• [What the task asks]
Retype the material that follows, keeping every word as it is.

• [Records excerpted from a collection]

________________________________________

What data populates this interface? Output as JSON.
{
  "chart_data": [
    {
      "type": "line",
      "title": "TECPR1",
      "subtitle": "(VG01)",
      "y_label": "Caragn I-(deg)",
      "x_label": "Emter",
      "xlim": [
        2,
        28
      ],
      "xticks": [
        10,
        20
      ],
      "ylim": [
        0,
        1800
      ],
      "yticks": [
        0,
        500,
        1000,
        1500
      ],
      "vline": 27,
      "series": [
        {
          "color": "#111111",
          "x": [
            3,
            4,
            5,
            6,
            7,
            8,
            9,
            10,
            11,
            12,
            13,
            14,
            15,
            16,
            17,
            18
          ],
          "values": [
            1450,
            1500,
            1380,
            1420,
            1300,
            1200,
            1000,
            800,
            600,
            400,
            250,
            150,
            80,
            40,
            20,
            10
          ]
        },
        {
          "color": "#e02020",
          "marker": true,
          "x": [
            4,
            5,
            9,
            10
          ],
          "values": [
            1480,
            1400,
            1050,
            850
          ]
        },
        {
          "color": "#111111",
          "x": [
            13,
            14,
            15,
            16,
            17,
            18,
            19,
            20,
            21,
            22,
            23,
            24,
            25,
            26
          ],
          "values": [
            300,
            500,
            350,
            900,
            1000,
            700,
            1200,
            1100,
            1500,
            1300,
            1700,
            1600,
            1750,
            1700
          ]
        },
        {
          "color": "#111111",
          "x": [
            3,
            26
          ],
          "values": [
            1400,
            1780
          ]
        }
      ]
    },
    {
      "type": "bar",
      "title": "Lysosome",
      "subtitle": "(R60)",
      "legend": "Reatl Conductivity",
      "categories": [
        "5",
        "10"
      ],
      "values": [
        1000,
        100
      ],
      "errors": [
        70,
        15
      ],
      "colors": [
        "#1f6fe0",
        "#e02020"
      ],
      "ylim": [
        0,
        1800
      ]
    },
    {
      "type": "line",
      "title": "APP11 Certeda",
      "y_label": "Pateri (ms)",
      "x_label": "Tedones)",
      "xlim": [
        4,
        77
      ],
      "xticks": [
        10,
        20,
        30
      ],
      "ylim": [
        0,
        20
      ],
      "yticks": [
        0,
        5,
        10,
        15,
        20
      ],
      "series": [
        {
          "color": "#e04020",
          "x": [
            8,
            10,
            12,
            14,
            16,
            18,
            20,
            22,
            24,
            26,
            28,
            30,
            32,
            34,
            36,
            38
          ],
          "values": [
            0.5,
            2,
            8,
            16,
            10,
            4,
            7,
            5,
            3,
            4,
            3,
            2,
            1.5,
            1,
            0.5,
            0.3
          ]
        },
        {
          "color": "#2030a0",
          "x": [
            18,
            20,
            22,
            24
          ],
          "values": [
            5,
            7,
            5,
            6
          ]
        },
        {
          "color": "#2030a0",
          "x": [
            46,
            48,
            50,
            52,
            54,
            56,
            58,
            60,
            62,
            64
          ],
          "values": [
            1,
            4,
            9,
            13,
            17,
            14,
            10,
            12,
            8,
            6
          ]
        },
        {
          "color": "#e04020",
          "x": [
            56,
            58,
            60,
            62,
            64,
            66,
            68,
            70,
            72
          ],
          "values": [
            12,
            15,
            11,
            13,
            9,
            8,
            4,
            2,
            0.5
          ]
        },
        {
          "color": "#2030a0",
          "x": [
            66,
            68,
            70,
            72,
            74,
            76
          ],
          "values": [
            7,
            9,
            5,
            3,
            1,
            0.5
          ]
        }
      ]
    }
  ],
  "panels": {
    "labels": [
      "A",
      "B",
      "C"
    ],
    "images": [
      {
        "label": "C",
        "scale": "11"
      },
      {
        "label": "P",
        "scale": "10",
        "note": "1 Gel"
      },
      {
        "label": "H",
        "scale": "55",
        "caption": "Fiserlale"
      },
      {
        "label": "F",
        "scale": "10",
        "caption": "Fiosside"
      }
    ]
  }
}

________________________________________

• [Response]
What data populates this interface? Output as JSON.
{
  "chart_data": [
    {
      "type": "line",
      "title": "TECPR1",
      "subtitle": "(VG01)",
      "y_label": "Caragn I-(deg)",
      "x_label": "Emter",
      "xlim": [
        2,
        28
      ],
      "xticks": [
        10,
        20
      ],
      "ylim": [
        0,
        1800
      ],
      "yticks": [
        0,
        500,
        1000,
        1500
      ],
      "vline": 27,
      "series": [
        {
          "color": "#111111",
          "x": [
            3,
            4,
            5,
            6,
            7,
            8,
            9,
            10,
            11,
            12,
            13,
            14,
            15,
            16,
            17,
            18
          ],
          "values": [
            1450,
            1500,
            1380,
            1420,
            1300,
            1200,
            1000,
            800,
            600,
            400,
            250,
            150,
            80,
            40,
            20,
            10
          ]
        },
        {
          "color": "#e02020",
          "marker": true,
          "x": [
            4,
            5,
            9,
            10
          ],
          "values": [
            1480,
            1400,
            1050,
            850
          ]
        },
        {
          "color": "#111111",
          "x": [
            13,
            14,
            15,
            16,
            17,
            18,
            19,
            20,
            21,
            22,
            23,
            24,
            25,
            26
          ],
          "values": [
            300,
            500,
            350,
            900,
            1000,
            700,
            1200,
            1100,
            1500,
            1300,
            1700,
            1600,
            1750,
            1700
          ]
        },
        {
          "color": "#111111",
          "x": [
            3,
            26
          ],
          "values": [
            1400,
            1780
          ]
        }
      ]
    },
    {
      "type": "bar",
      "title": "Lysosome",
      "subtitle": "(R60)",
      "legend": "Reatl Conductivity",
      "categories": [
        "5",
        "10"
      ],
      "values": [
        1000,
        100
      ],
      "errors": [
        70,
        15
      ],
      "colors": [
        "#1f6fe0",
        "#e02020"
      ],
      "ylim": [
        0,
        1800
      ]
    },
    {
      "type": "line",
      "title": "APP11 Certeda",
      "y_label": "Pateri (ms)",
      "x_label": "Tedones)",
      "xlim": [
        4,
        77
      ],
      "xticks": [
        10,
        20,
        30
      ],
      "ylim": [
        0,
        20
      ],
      "yticks": [
        0,
        5,
        10,
        15,
        20
      ],
      "series": [
        {
          "color": "#e04020",
          "x": [
            8,
            10,
            12,
            14,
            16,
            18,
            20,
            22,
            24,
            26,
            28,
            30,
            32,
            34,
            36,
            38
          ],
          "values": [
            0.5,
            2,
            8,
            16,
            10,
            4,
            7,
            5,
            3,
            4,
            3,
            2,
            1.5,
            1,
            0.5,
            0.3
          ]
        },
        {
          "color": "#2030a0",
          "x": [
            18,
            20,
            22,
            24
          ],
          "values": [
            5,
            7,
            5,
            6
          ]
        },
        {
          "color": "#2030a0",
          "x": [
            46,
            48,
            50,
            52,
            54,
            56,
            58,
            60,
            62,
            64
          ],
          "values": [
            1,
            4,
            9,
            13,
            17,
            14,
            10,
            12,
            8,
            6
          ]
        },
        {
          "color": "#e04020",
          "x": [
            56,
            58,
            60,
            62,
            64,
            66,
            68,
            70,
            72
          ],
          "values": [
            12,
            15,
            11,
            13,
            9,
            8,
            4,
            2,
            0.5
          ]
        },
        {
          "color": "#2030a0",
          "x": [
            66,
            68,
            70,
            72,
            74,
            76
          ],
          "values": [
            7,
            9,
            5,
            3,
            1,
            0.5
          ]
        }
      ]
    }
  ],
  "panels": {
    "labels": [
      "A",
      "B",
      "C"
    ],
    "images": [
      {
        "label": "C",
        "scale": "11"
      },
      {
        "label": "P",
        "scale": "10",
        "note": "1 Gel"
      },
      {
        "label": "H",
        "scale": "55",
        "caption": "Fiserlale"
      },
      {
        "label": "F",
        "scale": "10",
        "caption": "Fiosside"
      }
    ]
  }
}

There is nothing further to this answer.